--- begin ---

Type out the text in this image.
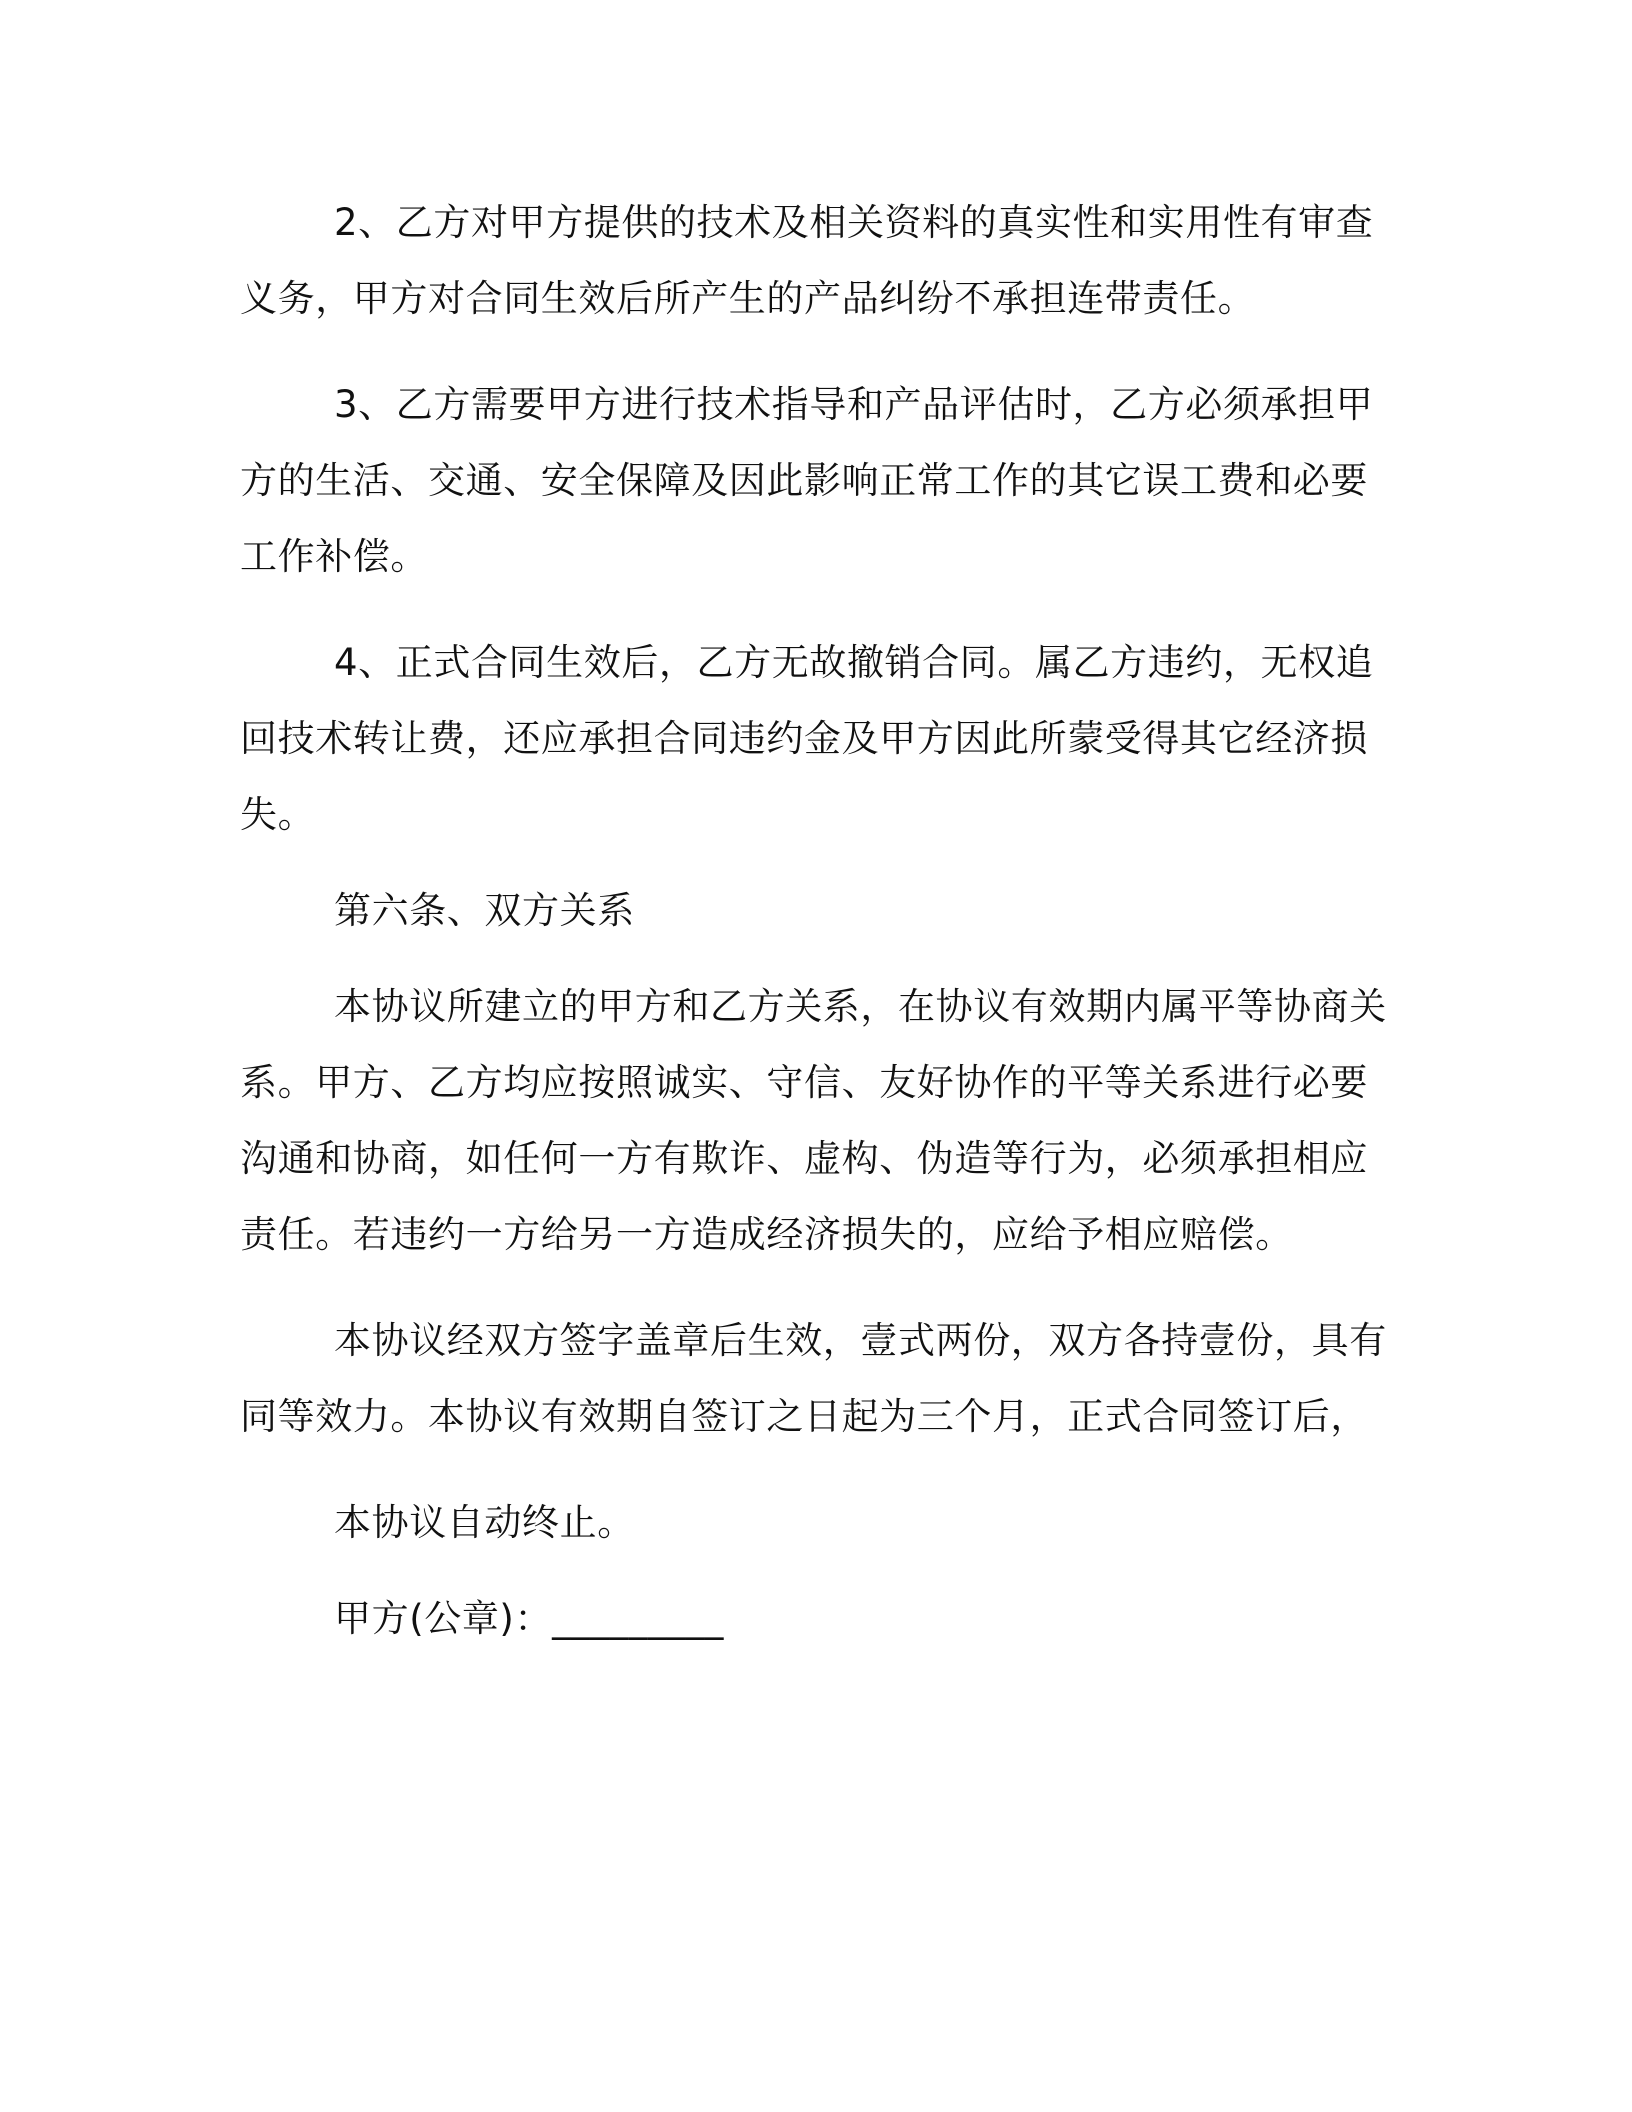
2、乙方对甲方提供的技术及相关资料的真实性和实用性有审查义务，甲方对合同生效后所产生的产品纠纷不承担连带责任。

3、乙方需要甲方进行技术指导和产品评估时，乙方必须承担甲方的生活、交通、安全保障及因此影响正常工作的其它误工费和必要工作补偿。

4、正式合同生效后，乙方无故撤销合同。属乙方违约，无权追回技术转让费，还应承担合同违约金及甲方因此所蒙受得其它经济损失。

第六条、双方关系

本协议所建立的甲方和乙方关系，在协议有效期内属平等协商关系。甲方、乙方均应按照诚实、守信、友好协作的平等关系进行必要沟通和协商，如任何一方有欺诈、虚构、伪造等行为，必须承担相应责任。若违约一方给另一方造成经济损失的，应给予相应赔偿。

本协议经双方签字盖章后生效，壹式两份，双方各持壹份，具有同等效力。本协议有效期自签订之日起为三个月，正式合同签订后，

本协议自动终止。

甲方(公章)：_________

--- end ---

Omit the pictures and reproduce the listing exactly.

Type out the text in this image.
2、乙方对甲方提供的技术及相关资料的真实性和实用性有审查义务，甲方对合同生效后所产生的产品纠纷不承担连带责任。

3、乙方需要甲方进行技术指导和产品评估时，乙方必须承担甲方的生活、交通、安全保障及因此影响正常工作的其它误工费和必要工作补偿。

4、正式合同生效后，乙方无故撤销合同。属乙方违约，无权追回技术转让费，还应承担合同违约金及甲方因此所蒙受得其它经济损失。

第六条、双方关系

本协议所建立的甲方和乙方关系，在协议有效期内属平等协商关系。甲方、乙方均应按照诚实、守信、友好协作的平等关系进行必要沟通和协商，如任何一方有欺诈、虚构、伪造等行为，必须承担相应责任。若违约一方给另一方造成经济损失的，应给予相应赔偿。

本协议经双方签字盖章后生效，壹式两份，双方各持壹份，具有同等效力。本协议有效期自签订之日起为三个月，正式合同签订后，

本协议自动终止。

甲方(公章)：_________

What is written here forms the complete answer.